Look through the data and write out every line with the word "Export" in it.

* begin Supplied records *

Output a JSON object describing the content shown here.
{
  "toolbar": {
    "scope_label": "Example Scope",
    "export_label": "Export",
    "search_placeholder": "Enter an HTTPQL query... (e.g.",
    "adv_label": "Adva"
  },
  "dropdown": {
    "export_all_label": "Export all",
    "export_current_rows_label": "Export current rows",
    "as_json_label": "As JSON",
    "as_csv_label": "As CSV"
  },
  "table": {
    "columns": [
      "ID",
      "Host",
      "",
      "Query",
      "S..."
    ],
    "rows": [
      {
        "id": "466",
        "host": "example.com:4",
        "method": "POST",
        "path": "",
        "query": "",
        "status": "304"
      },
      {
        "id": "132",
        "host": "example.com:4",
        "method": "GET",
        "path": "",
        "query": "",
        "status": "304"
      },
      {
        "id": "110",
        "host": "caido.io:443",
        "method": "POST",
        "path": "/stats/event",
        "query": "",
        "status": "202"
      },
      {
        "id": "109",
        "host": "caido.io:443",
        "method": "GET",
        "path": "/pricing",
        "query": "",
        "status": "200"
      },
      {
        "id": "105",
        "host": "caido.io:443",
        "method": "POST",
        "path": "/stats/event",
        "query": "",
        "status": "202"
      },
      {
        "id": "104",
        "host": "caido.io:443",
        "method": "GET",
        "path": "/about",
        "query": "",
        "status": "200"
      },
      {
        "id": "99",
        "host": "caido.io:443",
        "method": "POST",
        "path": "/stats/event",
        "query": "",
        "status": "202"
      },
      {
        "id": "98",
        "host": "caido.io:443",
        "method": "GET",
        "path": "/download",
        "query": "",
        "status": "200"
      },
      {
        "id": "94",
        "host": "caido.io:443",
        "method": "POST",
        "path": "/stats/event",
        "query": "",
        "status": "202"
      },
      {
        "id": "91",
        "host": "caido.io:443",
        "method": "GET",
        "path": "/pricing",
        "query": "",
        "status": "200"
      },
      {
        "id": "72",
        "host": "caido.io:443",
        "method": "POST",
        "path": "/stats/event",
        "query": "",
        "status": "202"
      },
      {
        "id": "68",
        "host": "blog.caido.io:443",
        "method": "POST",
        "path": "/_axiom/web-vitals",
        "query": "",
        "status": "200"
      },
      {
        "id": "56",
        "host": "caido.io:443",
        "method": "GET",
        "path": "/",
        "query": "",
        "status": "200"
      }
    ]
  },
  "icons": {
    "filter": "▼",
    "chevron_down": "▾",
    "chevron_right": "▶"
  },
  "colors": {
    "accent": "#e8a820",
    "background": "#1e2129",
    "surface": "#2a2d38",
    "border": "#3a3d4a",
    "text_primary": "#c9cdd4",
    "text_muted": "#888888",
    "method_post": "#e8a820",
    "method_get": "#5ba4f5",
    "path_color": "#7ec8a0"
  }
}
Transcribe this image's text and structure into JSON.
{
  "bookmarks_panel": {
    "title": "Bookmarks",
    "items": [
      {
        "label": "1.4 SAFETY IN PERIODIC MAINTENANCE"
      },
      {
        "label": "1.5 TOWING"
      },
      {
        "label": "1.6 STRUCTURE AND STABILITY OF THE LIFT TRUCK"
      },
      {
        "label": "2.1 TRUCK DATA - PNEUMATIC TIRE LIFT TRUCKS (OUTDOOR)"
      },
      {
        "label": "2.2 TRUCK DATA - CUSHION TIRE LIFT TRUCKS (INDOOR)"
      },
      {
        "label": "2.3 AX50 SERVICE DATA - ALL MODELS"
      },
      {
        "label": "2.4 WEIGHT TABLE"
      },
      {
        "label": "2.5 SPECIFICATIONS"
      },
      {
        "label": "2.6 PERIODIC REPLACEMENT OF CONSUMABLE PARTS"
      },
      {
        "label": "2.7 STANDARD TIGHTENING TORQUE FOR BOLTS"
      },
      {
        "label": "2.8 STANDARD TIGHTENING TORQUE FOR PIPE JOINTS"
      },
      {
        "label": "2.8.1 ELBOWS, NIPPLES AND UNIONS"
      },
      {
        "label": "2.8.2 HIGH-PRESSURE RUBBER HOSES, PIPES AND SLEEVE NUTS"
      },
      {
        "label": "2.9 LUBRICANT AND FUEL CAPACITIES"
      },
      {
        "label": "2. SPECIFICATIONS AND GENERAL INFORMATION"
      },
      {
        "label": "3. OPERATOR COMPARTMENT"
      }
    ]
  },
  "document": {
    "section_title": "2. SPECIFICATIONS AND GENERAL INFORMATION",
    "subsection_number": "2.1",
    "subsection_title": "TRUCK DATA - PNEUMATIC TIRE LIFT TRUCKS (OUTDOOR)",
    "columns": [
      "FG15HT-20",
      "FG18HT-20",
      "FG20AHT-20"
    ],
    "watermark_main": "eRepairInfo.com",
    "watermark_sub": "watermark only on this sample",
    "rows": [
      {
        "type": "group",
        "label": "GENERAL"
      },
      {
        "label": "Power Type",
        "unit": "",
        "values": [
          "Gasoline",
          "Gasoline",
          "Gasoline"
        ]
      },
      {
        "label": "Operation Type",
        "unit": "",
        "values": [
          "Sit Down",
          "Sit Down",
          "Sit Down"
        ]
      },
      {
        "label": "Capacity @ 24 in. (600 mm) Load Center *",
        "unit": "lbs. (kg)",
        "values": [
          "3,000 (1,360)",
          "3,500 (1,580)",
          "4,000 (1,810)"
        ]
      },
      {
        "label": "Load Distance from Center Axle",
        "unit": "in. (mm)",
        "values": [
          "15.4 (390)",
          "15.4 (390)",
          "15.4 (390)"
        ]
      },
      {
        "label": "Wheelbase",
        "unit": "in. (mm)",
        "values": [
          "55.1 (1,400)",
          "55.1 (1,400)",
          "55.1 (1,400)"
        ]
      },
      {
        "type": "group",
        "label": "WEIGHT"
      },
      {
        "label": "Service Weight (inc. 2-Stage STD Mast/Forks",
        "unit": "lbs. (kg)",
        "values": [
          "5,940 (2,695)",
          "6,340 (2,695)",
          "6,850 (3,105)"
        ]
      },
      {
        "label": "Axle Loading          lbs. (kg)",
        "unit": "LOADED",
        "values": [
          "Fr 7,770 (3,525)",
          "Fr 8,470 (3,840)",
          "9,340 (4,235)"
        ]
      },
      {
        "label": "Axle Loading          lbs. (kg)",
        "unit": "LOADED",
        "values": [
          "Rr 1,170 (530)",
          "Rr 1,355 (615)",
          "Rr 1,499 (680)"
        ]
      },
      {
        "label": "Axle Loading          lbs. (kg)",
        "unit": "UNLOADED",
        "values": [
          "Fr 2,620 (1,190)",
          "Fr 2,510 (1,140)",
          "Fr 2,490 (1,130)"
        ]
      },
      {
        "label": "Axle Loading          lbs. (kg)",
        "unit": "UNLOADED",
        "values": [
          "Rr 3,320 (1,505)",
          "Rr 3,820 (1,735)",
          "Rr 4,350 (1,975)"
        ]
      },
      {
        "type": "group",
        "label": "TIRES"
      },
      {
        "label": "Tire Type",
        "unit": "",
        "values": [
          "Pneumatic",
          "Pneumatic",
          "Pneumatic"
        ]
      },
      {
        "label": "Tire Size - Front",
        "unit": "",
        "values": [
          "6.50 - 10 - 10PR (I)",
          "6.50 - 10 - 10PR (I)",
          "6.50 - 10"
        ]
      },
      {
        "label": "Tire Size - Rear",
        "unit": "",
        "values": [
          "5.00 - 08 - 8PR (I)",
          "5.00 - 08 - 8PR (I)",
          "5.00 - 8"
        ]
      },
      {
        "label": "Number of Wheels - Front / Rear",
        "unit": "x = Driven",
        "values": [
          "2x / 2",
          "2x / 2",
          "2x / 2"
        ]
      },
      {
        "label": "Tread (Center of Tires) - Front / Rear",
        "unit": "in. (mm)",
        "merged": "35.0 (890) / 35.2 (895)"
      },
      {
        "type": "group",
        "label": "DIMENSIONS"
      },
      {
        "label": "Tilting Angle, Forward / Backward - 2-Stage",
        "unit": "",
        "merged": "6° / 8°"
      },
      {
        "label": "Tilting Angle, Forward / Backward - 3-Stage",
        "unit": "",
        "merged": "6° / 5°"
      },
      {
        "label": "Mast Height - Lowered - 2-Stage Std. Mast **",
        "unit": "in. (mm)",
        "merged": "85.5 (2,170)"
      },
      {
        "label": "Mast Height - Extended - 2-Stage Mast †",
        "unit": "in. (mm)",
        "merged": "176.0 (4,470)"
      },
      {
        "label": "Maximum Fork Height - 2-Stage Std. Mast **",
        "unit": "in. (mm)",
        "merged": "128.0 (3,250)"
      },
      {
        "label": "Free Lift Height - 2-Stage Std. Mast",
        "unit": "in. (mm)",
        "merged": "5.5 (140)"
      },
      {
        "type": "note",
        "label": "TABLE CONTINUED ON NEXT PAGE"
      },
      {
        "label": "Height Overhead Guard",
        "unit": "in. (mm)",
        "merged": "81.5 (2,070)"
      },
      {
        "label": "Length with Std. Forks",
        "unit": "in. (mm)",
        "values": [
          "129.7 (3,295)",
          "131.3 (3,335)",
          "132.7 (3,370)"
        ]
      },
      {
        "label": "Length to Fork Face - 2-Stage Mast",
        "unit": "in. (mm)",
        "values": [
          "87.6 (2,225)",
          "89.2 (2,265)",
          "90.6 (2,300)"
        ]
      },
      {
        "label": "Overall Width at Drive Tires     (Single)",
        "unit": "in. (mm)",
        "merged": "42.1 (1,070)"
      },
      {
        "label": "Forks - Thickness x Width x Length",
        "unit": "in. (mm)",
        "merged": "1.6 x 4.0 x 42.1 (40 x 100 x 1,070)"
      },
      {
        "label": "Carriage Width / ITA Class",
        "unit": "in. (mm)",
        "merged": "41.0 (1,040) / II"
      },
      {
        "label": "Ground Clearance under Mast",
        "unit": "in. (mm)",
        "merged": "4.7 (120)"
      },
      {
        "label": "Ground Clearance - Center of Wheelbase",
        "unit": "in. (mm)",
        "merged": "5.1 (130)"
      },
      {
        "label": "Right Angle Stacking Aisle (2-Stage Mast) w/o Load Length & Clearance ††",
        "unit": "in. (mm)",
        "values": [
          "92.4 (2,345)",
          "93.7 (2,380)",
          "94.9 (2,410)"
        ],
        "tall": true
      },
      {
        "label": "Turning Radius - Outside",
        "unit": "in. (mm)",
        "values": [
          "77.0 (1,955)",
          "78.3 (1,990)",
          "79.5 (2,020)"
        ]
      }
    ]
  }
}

* end Supplied records *

> [The reply]
    "export_label": "Export",
    "export_all_label": "Export all",
    "export_current_rows_label": "Export current rows",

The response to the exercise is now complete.